>> Begin
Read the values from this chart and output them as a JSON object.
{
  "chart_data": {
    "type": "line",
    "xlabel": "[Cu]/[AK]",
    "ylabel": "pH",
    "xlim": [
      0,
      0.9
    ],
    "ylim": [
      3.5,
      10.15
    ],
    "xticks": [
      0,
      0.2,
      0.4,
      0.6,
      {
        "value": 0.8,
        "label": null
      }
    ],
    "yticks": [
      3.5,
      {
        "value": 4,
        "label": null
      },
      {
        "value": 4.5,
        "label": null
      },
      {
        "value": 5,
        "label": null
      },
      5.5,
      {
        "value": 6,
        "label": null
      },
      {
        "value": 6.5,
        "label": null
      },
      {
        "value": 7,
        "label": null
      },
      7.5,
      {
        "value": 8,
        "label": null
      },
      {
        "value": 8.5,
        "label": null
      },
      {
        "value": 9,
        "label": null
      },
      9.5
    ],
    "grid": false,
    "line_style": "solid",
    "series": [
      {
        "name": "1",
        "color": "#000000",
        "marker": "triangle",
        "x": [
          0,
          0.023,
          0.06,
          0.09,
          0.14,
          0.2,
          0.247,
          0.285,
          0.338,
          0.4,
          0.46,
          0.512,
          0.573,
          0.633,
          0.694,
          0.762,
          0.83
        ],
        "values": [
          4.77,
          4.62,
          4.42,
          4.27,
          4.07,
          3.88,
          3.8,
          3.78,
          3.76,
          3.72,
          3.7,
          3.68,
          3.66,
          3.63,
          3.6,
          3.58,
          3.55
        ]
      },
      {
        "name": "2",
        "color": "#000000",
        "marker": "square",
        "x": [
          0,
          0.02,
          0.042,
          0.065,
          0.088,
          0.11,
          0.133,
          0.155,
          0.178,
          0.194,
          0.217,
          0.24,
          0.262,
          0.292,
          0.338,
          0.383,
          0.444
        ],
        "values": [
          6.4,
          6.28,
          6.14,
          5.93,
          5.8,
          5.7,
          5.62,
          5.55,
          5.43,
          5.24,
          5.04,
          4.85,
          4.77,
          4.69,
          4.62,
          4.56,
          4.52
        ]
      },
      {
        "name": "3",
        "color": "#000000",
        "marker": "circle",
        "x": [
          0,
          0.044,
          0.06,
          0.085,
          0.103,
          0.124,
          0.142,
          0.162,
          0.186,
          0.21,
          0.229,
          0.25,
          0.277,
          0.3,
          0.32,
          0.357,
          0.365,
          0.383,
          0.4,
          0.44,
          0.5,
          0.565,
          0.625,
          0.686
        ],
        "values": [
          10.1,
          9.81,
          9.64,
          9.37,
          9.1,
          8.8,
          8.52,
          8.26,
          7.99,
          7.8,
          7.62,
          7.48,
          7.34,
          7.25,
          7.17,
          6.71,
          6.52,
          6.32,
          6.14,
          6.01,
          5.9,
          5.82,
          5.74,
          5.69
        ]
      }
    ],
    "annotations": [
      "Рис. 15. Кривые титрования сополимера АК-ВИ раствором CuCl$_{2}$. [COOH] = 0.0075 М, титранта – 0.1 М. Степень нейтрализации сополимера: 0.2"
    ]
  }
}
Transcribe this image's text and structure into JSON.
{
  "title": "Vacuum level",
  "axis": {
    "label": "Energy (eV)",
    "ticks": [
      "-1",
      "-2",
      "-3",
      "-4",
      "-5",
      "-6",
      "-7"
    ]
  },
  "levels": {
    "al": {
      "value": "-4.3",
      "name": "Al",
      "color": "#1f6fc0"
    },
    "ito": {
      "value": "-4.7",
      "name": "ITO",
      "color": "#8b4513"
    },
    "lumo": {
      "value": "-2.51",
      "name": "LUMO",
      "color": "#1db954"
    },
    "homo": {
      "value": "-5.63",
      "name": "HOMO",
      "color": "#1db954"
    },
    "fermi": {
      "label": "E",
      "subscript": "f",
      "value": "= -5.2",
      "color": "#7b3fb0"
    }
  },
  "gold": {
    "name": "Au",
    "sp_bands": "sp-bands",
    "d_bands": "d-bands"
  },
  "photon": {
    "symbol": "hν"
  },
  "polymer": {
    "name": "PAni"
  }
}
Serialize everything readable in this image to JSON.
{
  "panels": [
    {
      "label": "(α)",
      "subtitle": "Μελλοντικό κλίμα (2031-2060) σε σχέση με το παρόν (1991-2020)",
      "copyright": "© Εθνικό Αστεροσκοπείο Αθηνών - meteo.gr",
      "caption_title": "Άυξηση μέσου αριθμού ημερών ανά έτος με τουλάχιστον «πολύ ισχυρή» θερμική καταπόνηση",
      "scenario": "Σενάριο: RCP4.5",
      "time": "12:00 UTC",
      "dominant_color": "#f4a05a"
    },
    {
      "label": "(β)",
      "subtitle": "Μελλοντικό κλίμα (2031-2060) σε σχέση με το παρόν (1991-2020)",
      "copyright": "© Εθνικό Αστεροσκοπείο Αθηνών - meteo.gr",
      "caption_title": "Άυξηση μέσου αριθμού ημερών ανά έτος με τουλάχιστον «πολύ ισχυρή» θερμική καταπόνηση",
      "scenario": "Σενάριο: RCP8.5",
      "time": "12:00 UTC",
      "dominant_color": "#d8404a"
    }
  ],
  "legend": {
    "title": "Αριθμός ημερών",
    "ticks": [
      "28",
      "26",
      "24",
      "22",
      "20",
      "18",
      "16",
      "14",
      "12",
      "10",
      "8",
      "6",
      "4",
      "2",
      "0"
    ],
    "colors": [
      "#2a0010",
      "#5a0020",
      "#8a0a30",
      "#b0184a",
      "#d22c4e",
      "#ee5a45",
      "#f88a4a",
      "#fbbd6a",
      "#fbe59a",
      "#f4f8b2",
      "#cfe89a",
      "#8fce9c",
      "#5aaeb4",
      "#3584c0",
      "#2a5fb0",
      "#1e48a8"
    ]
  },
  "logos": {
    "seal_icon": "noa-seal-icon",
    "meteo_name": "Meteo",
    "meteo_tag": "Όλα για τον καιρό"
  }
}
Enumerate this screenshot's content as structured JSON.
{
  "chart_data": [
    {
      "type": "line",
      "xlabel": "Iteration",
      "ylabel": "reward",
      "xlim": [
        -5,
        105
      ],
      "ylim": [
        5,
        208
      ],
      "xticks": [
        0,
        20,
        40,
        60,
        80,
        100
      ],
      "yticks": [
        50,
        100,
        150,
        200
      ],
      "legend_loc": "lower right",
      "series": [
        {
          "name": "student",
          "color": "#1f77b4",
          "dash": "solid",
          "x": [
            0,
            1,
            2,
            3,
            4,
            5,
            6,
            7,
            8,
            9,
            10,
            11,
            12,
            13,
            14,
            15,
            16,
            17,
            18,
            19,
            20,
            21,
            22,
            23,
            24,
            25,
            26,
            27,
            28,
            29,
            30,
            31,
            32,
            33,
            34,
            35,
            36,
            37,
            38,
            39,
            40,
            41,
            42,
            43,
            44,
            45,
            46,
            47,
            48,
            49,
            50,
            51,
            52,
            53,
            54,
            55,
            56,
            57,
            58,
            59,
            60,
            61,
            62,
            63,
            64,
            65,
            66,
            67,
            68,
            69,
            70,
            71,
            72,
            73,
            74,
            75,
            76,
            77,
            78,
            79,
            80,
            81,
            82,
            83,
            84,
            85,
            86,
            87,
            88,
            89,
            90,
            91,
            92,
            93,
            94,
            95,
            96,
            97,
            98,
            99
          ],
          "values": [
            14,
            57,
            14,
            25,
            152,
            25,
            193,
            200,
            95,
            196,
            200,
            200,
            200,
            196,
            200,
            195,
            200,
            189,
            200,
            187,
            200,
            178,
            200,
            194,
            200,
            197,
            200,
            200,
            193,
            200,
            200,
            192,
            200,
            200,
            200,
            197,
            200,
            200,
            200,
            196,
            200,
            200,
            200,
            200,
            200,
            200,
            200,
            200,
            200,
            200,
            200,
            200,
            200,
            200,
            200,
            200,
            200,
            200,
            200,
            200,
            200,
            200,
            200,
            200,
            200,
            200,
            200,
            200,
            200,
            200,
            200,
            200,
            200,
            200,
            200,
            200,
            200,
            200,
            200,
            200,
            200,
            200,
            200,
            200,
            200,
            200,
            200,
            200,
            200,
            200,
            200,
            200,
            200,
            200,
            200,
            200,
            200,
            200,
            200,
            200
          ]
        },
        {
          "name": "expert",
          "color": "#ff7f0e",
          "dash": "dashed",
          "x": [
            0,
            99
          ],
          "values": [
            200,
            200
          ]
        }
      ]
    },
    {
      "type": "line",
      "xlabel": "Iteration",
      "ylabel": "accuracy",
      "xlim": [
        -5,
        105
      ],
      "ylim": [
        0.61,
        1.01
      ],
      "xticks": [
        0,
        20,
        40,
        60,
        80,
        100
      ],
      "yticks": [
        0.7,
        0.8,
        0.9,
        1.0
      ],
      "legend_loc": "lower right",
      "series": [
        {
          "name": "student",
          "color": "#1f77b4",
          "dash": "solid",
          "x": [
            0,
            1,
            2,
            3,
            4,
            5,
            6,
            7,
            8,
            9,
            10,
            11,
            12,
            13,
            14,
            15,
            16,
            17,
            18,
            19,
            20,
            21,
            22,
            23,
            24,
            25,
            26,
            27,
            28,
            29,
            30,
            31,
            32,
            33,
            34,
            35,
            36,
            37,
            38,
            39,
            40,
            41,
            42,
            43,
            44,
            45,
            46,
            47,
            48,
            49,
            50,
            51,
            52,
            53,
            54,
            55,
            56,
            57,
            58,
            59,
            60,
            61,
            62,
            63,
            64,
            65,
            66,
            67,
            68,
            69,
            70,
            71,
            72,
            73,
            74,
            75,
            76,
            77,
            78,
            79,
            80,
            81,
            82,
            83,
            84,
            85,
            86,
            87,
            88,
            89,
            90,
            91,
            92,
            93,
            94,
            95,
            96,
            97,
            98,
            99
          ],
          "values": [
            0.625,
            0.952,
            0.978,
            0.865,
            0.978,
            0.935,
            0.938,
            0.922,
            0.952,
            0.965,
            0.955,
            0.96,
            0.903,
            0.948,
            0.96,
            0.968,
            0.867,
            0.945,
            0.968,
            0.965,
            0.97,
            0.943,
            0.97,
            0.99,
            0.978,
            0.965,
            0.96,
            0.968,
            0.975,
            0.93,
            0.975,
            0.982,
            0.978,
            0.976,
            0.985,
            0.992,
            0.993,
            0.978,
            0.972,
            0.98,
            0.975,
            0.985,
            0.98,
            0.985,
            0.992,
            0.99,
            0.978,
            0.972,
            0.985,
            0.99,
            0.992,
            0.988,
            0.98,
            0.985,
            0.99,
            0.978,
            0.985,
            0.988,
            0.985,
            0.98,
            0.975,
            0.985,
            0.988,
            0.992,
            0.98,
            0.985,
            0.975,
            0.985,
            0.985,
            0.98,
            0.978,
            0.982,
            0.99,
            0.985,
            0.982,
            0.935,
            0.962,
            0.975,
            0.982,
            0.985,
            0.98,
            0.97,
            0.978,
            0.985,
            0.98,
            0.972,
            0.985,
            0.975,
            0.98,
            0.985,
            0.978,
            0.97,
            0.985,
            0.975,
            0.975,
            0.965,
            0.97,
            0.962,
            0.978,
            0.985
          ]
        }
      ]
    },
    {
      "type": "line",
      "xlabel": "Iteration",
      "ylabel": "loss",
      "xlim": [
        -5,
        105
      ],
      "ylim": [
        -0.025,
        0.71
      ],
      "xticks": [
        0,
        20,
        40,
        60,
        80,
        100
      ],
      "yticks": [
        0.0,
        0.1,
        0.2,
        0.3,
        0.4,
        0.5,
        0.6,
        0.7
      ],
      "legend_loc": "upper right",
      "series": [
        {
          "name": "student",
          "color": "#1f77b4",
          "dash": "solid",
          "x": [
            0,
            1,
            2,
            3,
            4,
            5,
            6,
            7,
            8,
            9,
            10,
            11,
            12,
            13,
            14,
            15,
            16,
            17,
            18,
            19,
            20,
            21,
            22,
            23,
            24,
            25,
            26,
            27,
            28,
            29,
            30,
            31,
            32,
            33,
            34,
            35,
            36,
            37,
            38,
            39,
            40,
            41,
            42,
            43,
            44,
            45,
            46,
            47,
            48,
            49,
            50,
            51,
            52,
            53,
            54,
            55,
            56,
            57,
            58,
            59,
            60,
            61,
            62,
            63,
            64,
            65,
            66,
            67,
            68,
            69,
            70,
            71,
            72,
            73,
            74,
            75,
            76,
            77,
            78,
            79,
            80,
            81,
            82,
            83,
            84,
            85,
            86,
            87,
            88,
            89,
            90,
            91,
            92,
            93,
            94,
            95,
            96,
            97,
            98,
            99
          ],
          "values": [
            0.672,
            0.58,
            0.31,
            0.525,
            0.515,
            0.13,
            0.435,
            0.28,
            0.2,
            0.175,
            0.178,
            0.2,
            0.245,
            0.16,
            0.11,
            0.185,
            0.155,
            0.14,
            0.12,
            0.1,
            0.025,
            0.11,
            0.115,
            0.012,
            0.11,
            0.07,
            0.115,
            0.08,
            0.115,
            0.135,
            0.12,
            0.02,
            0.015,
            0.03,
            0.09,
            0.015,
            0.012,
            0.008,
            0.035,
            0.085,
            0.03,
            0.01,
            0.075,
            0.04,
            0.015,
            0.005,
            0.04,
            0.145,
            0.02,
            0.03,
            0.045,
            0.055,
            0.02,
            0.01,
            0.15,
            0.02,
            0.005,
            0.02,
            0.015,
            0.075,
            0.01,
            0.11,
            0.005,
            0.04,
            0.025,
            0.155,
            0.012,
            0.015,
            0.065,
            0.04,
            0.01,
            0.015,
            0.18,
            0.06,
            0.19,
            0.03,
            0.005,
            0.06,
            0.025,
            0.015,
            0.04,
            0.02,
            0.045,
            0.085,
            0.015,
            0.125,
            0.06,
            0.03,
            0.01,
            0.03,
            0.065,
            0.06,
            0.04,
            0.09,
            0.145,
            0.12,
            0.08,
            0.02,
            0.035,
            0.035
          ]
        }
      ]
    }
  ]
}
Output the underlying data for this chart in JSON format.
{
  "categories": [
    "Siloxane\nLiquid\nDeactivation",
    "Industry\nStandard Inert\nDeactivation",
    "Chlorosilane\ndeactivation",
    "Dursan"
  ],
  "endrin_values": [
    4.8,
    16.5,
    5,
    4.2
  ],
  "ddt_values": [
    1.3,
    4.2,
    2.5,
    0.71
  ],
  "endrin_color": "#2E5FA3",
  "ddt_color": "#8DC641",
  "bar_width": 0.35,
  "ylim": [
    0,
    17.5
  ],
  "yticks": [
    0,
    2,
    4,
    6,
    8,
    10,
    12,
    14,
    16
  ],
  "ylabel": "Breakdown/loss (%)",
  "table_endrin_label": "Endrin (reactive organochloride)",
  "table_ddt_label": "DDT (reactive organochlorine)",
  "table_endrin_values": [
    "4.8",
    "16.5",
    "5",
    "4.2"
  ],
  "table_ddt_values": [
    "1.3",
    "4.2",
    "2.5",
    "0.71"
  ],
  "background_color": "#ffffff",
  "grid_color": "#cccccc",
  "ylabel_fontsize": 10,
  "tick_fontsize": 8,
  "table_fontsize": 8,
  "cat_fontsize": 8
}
>> End
▸ Task requirements
Find all lines with "Σενάριο" in them and copy each one.

▸ Result below
      "scenario": "Σενάριο: RCP4.5",
      "scenario": "Σενάριο: RCP8.5",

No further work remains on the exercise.